* **WRITTEN TASK**: Word for word, copy all the data and drop the pictures.

* **SUPPLIED DATA**:

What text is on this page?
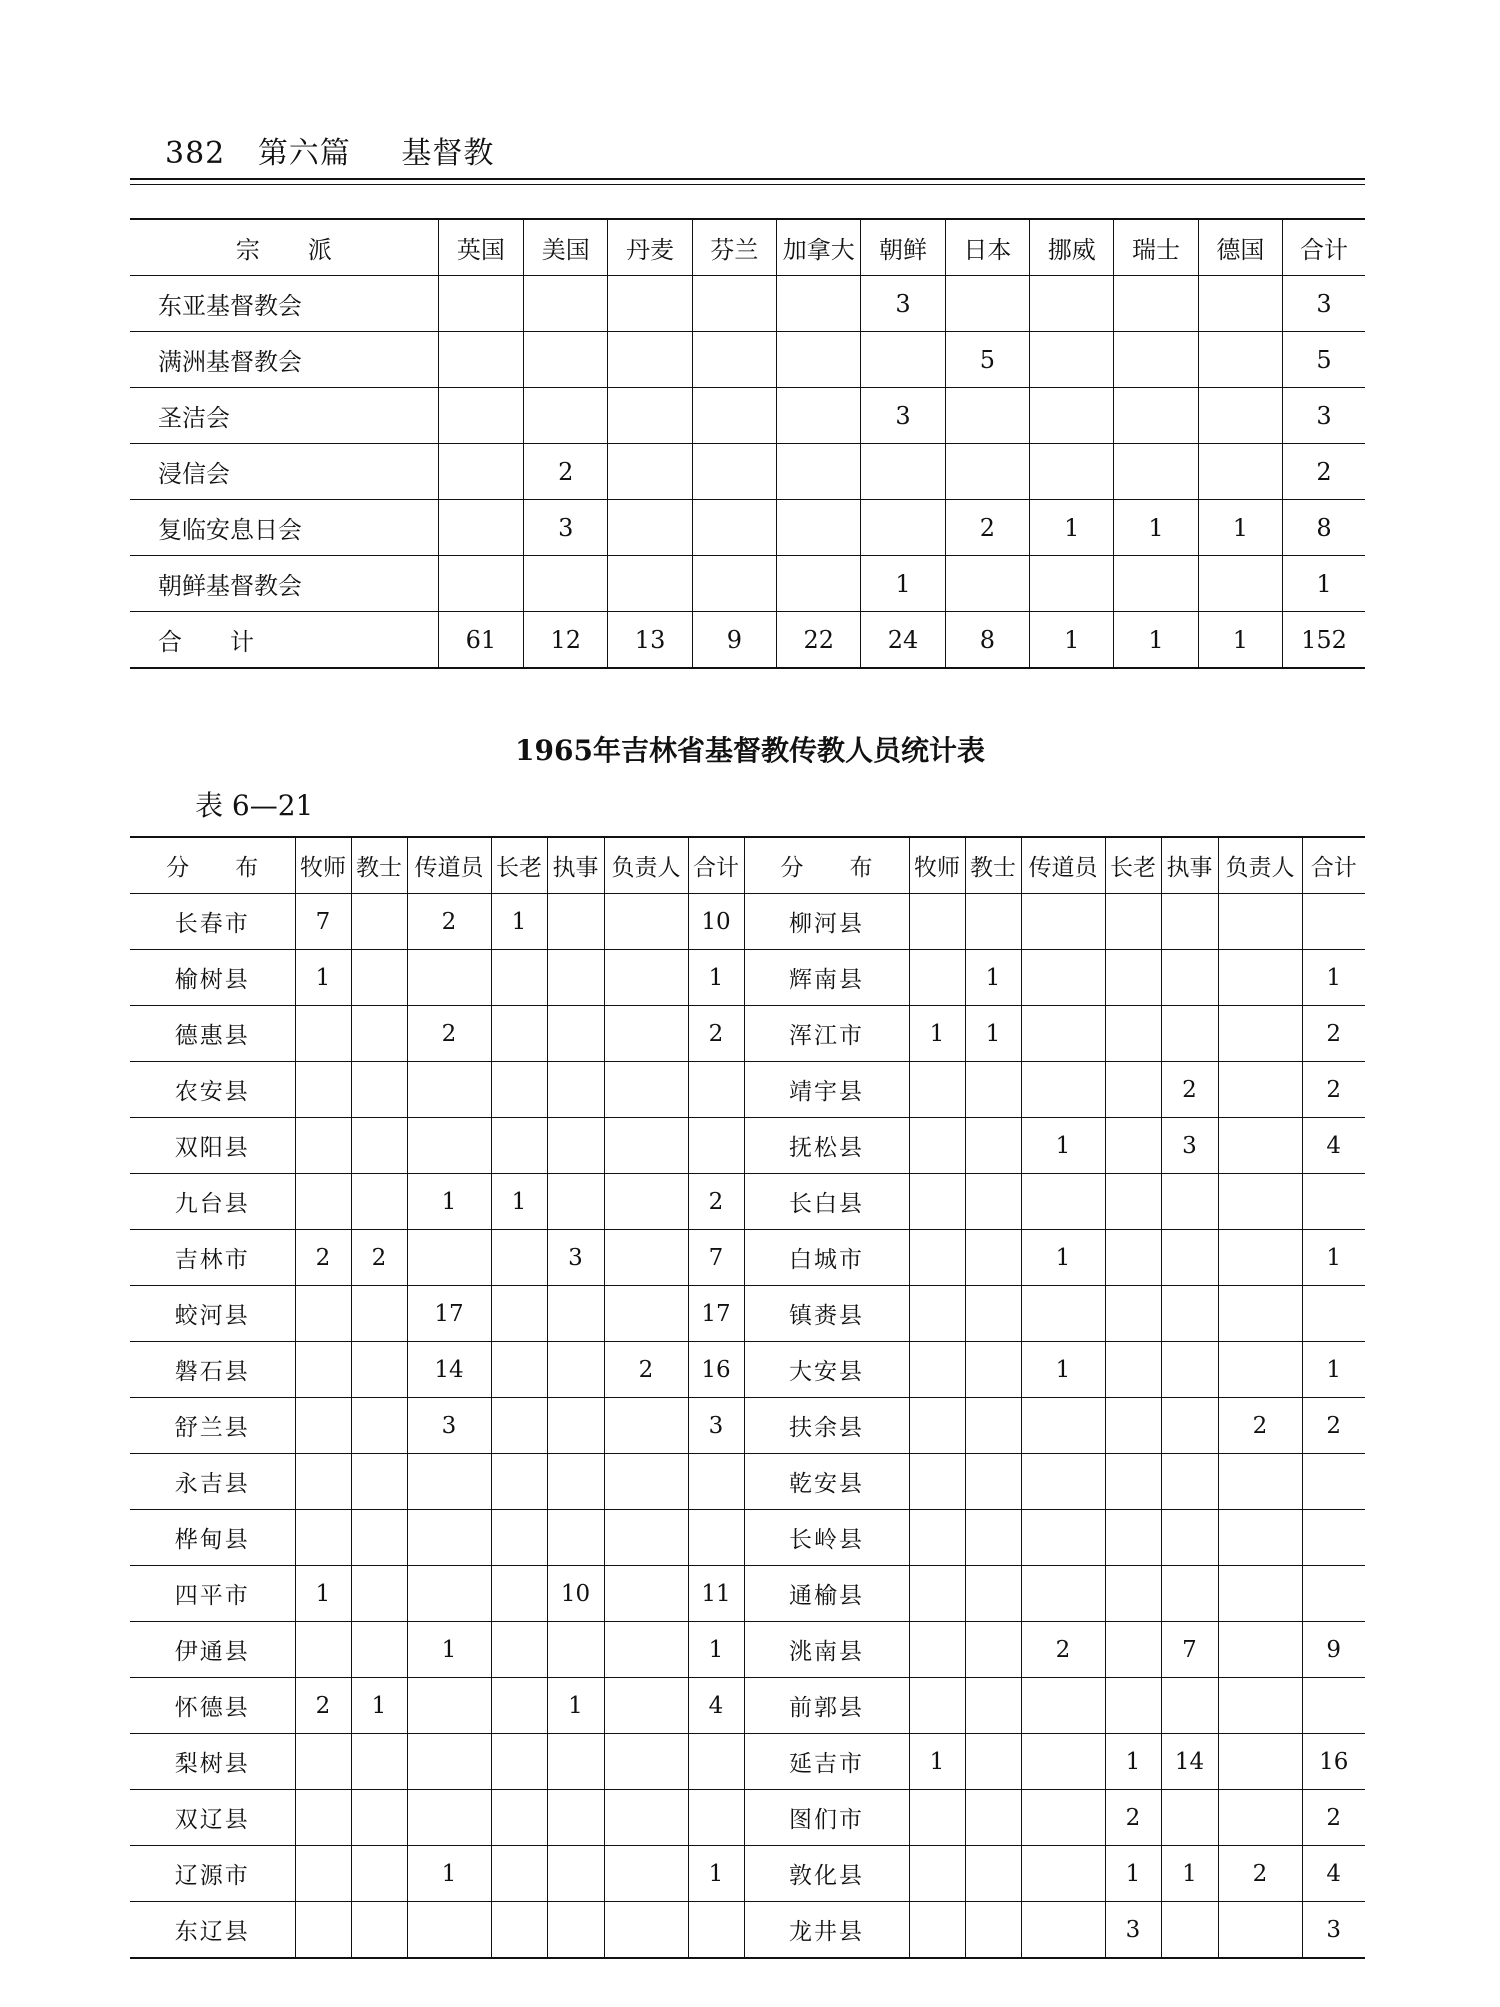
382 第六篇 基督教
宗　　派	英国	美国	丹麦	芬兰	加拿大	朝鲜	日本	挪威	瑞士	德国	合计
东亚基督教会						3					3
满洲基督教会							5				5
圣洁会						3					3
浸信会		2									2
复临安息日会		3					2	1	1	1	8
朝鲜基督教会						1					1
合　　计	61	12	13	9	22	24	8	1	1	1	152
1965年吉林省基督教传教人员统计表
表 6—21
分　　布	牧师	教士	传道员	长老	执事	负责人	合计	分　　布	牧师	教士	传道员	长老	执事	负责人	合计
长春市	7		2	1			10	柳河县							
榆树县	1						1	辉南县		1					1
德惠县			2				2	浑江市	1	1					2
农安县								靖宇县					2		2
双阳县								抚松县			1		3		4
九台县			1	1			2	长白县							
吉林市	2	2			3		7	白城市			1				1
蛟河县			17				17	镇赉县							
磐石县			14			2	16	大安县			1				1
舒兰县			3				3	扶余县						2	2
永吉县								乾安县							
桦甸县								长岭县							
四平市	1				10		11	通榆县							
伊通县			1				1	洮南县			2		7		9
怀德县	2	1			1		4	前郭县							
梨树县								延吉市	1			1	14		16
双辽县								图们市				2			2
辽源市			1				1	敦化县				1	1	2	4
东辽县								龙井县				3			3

* **WRITTEN RESPONSE**:
What text is on this page?
382 第六篇 基督教
宗　　派	英国	美国	丹麦	芬兰	加拿大	朝鲜	日本	挪威	瑞士	德国	合计
东亚基督教会						3					3
满洲基督教会							5				5
圣洁会						3					3
浸信会		2									2
复临安息日会		3					2	1	1	1	8
朝鲜基督教会						1					1
合　　计	61	12	13	9	22	24	8	1	1	1	152
1965年吉林省基督教传教人员统计表
表 6—21
分　　布	牧师	教士	传道员	长老	执事	负责人	合计	分　　布	牧师	教士	传道员	长老	执事	负责人	合计
长春市	7		2	1			10	柳河县							
榆树县	1						1	辉南县		1					1
德惠县			2				2	浑江市	1	1					2
农安县								靖宇县					2		2
双阳县								抚松县			1		3		4
九台县			1	1			2	长白县							
吉林市	2	2			3		7	白城市			1				1
蛟河县			17				17	镇赉县							
磐石县			14			2	16	大安县			1				1
舒兰县			3				3	扶余县						2	2
永吉县								乾安县							
桦甸县								长岭县							
四平市	1				10		11	通榆县							
伊通县			1				1	洮南县			2		7		9
怀德县	2	1			1		4	前郭县							
梨树县								延吉市	1			1	14		16
双辽县								图们市				2			2
辽源市			1				1	敦化县				1	1	2	4
东辽县								龙井县				3			3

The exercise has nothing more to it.